> GIVEN RECORDS:

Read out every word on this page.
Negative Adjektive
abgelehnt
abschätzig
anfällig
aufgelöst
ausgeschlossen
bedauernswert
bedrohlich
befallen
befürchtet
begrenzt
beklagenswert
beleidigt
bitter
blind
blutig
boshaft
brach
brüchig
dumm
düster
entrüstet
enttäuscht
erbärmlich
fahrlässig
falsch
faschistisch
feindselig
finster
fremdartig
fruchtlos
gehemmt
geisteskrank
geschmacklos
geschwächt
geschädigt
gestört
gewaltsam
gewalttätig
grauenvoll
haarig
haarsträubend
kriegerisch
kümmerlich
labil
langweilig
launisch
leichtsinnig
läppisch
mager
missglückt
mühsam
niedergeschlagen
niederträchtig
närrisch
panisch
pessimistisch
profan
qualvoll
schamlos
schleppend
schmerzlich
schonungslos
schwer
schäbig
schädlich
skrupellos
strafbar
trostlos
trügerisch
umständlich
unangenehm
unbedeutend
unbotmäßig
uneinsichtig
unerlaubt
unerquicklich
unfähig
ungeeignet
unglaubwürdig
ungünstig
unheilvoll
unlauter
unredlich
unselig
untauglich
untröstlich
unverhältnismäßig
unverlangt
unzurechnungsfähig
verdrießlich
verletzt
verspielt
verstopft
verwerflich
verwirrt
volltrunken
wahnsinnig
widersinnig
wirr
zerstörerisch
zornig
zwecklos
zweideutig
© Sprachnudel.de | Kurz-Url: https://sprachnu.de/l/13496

> TASK:
Above are some records; extract every one of them exactly.

> EXERCISE RESPONSE:
Read out every word on this page.
Negative Adjektive
abgelehnt
abschätzig
anfällig
aufgelöst
ausgeschlossen
bedauernswert
bedrohlich
befallen
befürchtet
begrenzt
beklagenswert
beleidigt
bitter
blind
blutig
boshaft
brach
brüchig
dumm
düster
entrüstet
enttäuscht
erbärmlich
fahrlässig
falsch
faschistisch
feindselig
finster
fremdartig
fruchtlos
gehemmt
geisteskrank
geschmacklos
geschwächt
geschädigt
gestört
gewaltsam
gewalttätig
grauenvoll
haarig
haarsträubend
kriegerisch
kümmerlich
labil
langweilig
launisch
leichtsinnig
läppisch
mager
missglückt
mühsam
niedergeschlagen
niederträchtig
närrisch
panisch
pessimistisch
profan
qualvoll
schamlos
schleppend
schmerzlich
schonungslos
schwer
schäbig
schädlich
skrupellos
strafbar
trostlos
trügerisch
umständlich
unangenehm
unbedeutend
unbotmäßig
uneinsichtig
unerlaubt
unerquicklich
unfähig
ungeeignet
unglaubwürdig
ungünstig
unheilvoll
unlauter
unredlich
unselig
untauglich
untröstlich
unverhältnismäßig
unverlangt
unzurechnungsfähig
verdrießlich
verletzt
verspielt
verstopft
verwerflich
verwirrt
volltrunken
wahnsinnig
widersinnig
wirr
zerstörerisch
zornig
zwecklos
zweideutig
© Sprachnudel.de | Kurz-Url: https://sprachnu.de/l/13496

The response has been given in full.